- _What you should do_: Filter the lines below, copying only those with the string "mechaniczne".

★ ★ ★ ★ ★

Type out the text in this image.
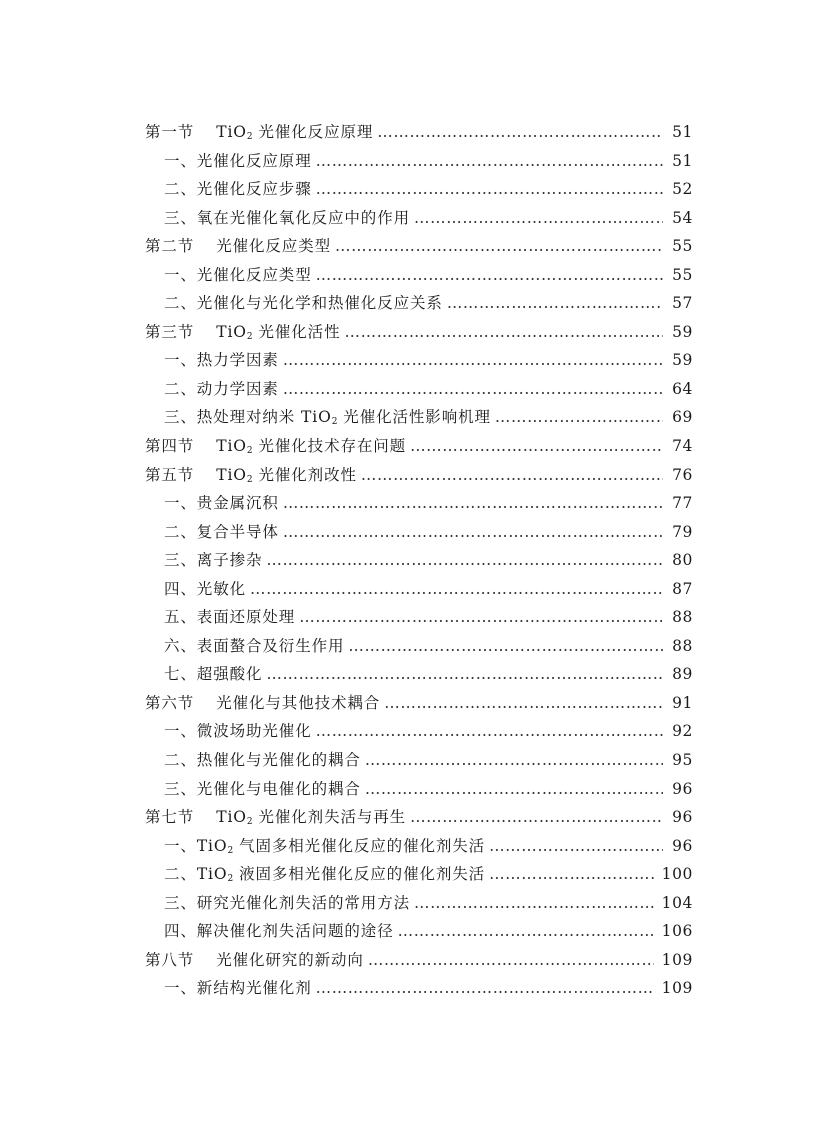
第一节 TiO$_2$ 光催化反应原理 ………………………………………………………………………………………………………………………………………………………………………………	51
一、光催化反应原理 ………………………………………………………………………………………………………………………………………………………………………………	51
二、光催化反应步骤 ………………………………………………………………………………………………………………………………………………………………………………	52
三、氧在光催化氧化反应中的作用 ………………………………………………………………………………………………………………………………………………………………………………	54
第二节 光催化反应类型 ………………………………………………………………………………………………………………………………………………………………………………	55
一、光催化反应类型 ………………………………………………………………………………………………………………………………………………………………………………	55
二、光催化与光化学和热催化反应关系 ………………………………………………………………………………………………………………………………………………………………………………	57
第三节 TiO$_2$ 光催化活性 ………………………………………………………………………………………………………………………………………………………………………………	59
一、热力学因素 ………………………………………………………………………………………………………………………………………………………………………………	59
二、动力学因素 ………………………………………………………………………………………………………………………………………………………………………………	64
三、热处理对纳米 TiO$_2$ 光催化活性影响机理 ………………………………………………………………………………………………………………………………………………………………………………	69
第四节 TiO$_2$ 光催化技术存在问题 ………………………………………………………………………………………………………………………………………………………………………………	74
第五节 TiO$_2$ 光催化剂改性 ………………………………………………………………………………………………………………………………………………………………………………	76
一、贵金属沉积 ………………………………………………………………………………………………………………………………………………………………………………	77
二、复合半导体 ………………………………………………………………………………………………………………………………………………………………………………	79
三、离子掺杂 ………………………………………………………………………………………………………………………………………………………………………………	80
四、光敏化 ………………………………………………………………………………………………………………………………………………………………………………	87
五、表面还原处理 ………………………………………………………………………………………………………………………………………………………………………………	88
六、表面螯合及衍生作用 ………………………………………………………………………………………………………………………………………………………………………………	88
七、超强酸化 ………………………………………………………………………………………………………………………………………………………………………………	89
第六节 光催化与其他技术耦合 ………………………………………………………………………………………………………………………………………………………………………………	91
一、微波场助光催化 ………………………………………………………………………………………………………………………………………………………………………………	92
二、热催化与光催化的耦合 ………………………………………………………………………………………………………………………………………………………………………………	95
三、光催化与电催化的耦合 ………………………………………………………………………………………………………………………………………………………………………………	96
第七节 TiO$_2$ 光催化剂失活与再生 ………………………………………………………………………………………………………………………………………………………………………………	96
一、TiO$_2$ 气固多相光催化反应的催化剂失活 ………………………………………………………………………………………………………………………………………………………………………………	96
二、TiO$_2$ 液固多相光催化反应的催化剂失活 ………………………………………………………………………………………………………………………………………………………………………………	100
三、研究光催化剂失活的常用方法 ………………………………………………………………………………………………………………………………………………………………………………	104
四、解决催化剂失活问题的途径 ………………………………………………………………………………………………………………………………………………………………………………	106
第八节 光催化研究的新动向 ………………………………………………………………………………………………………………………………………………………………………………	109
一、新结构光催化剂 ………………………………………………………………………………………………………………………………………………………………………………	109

★ ★ ★ ★ ★

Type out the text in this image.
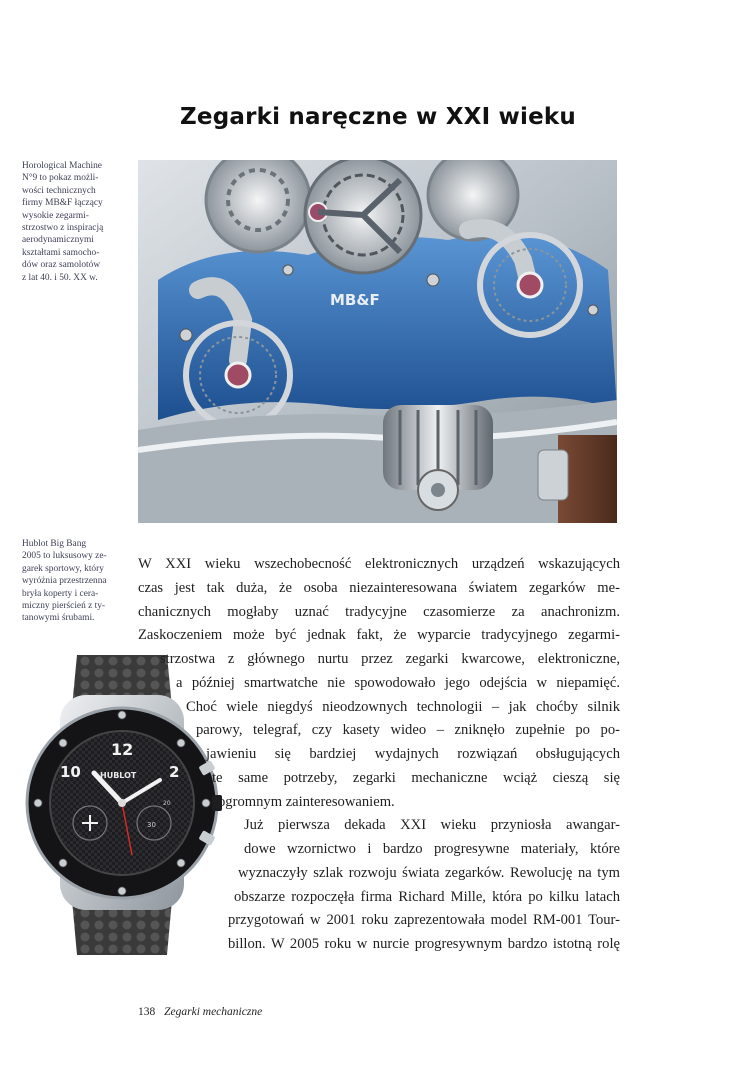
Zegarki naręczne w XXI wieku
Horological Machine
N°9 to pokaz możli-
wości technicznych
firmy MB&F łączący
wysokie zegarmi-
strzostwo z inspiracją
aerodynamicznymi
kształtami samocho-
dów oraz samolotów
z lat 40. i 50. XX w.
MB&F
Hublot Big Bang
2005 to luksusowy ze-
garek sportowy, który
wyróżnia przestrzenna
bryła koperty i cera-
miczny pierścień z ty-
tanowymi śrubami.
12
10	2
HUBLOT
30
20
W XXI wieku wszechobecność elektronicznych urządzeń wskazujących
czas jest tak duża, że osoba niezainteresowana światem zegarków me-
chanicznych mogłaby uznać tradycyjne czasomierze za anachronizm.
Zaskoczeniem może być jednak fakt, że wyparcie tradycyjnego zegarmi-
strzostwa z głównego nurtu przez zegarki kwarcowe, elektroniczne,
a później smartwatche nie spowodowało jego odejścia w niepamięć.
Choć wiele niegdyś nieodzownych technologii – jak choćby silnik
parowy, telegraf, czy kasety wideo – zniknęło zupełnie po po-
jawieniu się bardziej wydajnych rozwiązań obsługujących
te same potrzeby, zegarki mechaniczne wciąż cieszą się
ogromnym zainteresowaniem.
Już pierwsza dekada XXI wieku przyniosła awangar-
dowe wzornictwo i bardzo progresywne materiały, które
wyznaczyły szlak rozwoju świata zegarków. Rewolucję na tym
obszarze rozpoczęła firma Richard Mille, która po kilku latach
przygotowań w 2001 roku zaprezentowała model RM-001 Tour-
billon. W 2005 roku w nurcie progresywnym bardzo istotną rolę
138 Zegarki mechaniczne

★ ★ ★ ★ ★

- _The reply_:
te same potrzeby, zegarki mechaniczne wciąż cieszą się
138 Zegarki mechaniczne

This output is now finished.